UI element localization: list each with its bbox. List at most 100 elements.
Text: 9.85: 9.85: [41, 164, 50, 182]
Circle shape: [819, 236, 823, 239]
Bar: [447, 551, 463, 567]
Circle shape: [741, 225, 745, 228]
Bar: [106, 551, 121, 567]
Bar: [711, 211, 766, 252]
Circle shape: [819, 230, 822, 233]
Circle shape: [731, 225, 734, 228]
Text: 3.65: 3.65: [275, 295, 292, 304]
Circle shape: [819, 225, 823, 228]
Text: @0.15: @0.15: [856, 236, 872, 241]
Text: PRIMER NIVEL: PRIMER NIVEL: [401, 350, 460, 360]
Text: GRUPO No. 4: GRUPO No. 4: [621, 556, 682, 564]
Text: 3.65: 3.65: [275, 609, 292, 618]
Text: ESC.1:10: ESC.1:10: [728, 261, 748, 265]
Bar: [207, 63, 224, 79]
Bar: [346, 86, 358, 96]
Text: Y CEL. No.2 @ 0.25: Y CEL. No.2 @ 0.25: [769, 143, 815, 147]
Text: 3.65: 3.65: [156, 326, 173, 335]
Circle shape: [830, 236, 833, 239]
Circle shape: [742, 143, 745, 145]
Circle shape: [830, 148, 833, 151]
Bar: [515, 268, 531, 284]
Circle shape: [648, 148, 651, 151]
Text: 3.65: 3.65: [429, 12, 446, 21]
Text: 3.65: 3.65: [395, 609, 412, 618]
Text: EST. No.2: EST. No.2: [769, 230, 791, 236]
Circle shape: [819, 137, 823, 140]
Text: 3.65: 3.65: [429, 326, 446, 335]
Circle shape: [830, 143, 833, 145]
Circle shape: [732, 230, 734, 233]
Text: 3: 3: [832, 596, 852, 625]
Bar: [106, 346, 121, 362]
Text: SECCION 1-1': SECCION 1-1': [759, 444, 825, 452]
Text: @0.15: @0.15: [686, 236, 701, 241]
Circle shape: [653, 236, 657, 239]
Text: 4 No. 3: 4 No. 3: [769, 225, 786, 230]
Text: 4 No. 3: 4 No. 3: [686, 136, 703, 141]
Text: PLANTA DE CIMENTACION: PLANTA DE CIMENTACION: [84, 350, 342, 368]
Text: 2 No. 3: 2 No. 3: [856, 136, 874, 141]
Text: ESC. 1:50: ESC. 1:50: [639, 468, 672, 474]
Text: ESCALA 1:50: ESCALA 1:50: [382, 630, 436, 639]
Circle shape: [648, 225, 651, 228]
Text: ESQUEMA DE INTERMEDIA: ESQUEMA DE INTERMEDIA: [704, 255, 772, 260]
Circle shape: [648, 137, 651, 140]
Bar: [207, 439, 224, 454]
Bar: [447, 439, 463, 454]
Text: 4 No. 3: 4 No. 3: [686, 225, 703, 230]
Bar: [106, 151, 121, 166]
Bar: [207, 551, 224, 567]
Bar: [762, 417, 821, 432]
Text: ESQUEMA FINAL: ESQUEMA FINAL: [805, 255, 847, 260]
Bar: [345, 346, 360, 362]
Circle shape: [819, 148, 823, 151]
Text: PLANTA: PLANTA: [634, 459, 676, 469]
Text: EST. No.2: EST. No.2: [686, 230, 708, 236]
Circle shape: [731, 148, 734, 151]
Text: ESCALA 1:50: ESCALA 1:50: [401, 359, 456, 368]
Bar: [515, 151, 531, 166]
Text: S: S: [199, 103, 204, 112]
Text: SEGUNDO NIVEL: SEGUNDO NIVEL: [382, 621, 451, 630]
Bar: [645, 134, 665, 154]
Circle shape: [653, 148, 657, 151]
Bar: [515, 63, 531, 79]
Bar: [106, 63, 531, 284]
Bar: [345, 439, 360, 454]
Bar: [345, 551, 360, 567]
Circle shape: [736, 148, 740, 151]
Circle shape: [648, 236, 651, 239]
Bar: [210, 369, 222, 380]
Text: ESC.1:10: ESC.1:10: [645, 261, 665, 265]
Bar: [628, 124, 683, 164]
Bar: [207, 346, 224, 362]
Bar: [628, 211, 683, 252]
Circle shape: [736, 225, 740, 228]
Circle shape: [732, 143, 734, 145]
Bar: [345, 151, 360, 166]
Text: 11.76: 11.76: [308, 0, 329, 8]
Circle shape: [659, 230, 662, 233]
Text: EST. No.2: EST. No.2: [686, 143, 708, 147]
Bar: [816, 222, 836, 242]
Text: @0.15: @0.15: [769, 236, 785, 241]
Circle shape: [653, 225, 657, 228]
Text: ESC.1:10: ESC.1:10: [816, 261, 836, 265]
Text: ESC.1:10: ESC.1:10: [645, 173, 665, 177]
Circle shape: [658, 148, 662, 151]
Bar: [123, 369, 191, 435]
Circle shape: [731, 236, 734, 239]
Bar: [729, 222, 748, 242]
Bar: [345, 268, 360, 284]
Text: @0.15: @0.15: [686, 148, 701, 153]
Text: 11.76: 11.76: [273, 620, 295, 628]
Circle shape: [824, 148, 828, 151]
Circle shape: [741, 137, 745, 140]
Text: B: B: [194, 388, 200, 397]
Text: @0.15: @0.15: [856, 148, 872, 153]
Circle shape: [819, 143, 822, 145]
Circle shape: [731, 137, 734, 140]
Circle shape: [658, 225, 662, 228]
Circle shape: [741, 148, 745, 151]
________________
Format the lines of the listing from its first line through the line containing "Bar: [106, 551, 121, 567]" as a JSON list of strings, one string per line, leaving out blank lines.

[
  "UI element localization: list each with its bbox. List at most 100 elements.",
  "Text: 9.85: 9.85: [41, 164, 50, 182]",
  "Circle shape: [819, 236, 823, 239]",
  "Bar: [447, 551, 463, 567]",
  "Circle shape: [741, 225, 745, 228]",
  "Bar: [106, 551, 121, 567]"
]